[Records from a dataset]

—————

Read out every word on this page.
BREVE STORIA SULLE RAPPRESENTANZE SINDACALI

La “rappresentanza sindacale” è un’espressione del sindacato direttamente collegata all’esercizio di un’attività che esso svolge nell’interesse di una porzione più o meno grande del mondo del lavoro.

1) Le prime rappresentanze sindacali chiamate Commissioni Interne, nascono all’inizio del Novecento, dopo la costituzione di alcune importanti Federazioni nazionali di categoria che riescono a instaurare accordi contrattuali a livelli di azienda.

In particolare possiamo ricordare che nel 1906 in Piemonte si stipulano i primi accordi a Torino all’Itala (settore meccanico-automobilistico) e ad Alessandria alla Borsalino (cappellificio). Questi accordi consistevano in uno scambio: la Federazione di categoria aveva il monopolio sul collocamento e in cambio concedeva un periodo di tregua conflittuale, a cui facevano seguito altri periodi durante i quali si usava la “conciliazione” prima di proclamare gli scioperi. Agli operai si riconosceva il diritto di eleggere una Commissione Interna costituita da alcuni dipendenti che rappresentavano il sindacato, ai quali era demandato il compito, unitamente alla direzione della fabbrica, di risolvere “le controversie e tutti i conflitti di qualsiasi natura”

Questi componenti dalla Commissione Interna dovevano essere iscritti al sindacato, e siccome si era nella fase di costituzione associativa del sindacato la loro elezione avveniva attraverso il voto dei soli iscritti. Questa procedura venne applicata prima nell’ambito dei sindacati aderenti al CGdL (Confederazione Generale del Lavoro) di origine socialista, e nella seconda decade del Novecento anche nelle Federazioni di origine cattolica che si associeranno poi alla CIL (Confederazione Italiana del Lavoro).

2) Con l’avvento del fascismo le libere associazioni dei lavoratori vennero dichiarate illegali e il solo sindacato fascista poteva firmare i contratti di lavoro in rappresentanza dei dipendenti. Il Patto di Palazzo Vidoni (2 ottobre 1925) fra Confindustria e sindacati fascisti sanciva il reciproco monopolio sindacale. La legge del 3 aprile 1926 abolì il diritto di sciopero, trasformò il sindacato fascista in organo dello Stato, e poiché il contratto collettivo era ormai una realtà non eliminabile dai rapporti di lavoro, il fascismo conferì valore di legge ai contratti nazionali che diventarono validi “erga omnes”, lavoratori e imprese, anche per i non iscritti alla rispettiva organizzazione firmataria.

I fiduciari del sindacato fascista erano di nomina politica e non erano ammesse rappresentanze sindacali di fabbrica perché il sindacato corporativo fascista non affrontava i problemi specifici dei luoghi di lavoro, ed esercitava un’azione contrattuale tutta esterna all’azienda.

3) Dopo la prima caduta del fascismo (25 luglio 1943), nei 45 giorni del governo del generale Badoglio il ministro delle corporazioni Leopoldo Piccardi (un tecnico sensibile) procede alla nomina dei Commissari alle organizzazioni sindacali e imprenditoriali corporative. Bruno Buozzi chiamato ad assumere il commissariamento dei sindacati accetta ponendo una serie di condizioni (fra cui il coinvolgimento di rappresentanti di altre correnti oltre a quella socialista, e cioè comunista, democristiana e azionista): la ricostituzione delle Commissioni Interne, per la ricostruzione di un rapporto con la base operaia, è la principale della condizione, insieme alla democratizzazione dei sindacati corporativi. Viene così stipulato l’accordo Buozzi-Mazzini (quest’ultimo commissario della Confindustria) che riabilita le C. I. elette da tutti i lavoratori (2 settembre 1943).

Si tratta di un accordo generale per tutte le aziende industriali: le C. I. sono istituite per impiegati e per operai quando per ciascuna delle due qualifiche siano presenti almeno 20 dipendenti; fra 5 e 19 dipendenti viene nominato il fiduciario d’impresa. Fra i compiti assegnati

—————

Reproduce the entire listing word for word.

Read out every word on this page.
BREVE STORIA SULLE RAPPRESENTANZE SINDACALI

La “rappresentanza sindacale” è un’espressione del sindacato direttamente collegata all’esercizio di un’attività che esso svolge nell’interesse di una porzione più o meno grande del mondo del lavoro.

1) Le prime rappresentanze sindacali chiamate Commissioni Interne, nascono all’inizio del Novecento, dopo la costituzione di alcune importanti Federazioni nazionali di categoria che riescono a instaurare accordi contrattuali a livelli di azienda.

In particolare possiamo ricordare che nel 1906 in Piemonte si stipulano i primi accordi a Torino all’Itala (settore meccanico-automobilistico) e ad Alessandria alla Borsalino (cappellificio). Questi accordi consistevano in uno scambio: la Federazione di categoria aveva il monopolio sul collocamento e in cambio concedeva un periodo di tregua conflittuale, a cui facevano seguito altri periodi durante i quali si usava la “conciliazione” prima di proclamare gli scioperi. Agli operai si riconosceva il diritto di eleggere una Commissione Interna costituita da alcuni dipendenti che rappresentavano il sindacato, ai quali era demandato il compito, unitamente alla direzione della fabbrica, di risolvere “le controversie e tutti i conflitti di qualsiasi natura”

Questi componenti dalla Commissione Interna dovevano essere iscritti al sindacato, e siccome si era nella fase di costituzione associativa del sindacato la loro elezione avveniva attraverso il voto dei soli iscritti. Questa procedura venne applicata prima nell’ambito dei sindacati aderenti al CGdL (Confederazione Generale del Lavoro) di origine socialista, e nella seconda decade del Novecento anche nelle Federazioni di origine cattolica che si associeranno poi alla CIL (Confederazione Italiana del Lavoro).

2) Con l’avvento del fascismo le libere associazioni dei lavoratori vennero dichiarate illegali e il solo sindacato fascista poteva firmare i contratti di lavoro in rappresentanza dei dipendenti. Il Patto di Palazzo Vidoni (2 ottobre 1925) fra Confindustria e sindacati fascisti sanciva il reciproco monopolio sindacale. La legge del 3 aprile 1926 abolì il diritto di sciopero, trasformò il sindacato fascista in organo dello Stato, e poiché il contratto collettivo era ormai una realtà non eliminabile dai rapporti di lavoro, il fascismo conferì valore di legge ai contratti nazionali che diventarono validi “erga omnes”, lavoratori e imprese, anche per i non iscritti alla rispettiva organizzazione firmataria.

I fiduciari del sindacato fascista erano di nomina politica e non erano ammesse rappresentanze sindacali di fabbrica perché il sindacato corporativo fascista non affrontava i problemi specifici dei luoghi di lavoro, ed esercitava un’azione contrattuale tutta esterna all’azienda.

3) Dopo la prima caduta del fascismo (25 luglio 1943), nei 45 giorni del governo del generale Badoglio il ministro delle corporazioni Leopoldo Piccardi (un tecnico sensibile) procede alla nomina dei Commissari alle organizzazioni sindacali e imprenditoriali corporative. Bruno Buozzi chiamato ad assumere il commissariamento dei sindacati accetta ponendo una serie di condizioni (fra cui il coinvolgimento di rappresentanti di altre correnti oltre a quella socialista, e cioè comunista, democristiana e azionista): la ricostituzione delle Commissioni Interne, per la ricostruzione di un rapporto con la base operaia, è la principale della condizione, insieme alla democratizzazione dei sindacati corporativi. Viene così stipulato l’accordo Buozzi-Mazzini (quest’ultimo commissario della Confindustria) che riabilita le C. I. elette da tutti i lavoratori (2 settembre 1943).

Si tratta di un accordo generale per tutte le aziende industriali: le C. I. sono istituite per impiegati e per operai quando per ciascuna delle due qualifiche siano presenti almeno 20 dipendenti; fra 5 e 19 dipendenti viene nominato il fiduciario d’impresa. Fra i compiti assegnati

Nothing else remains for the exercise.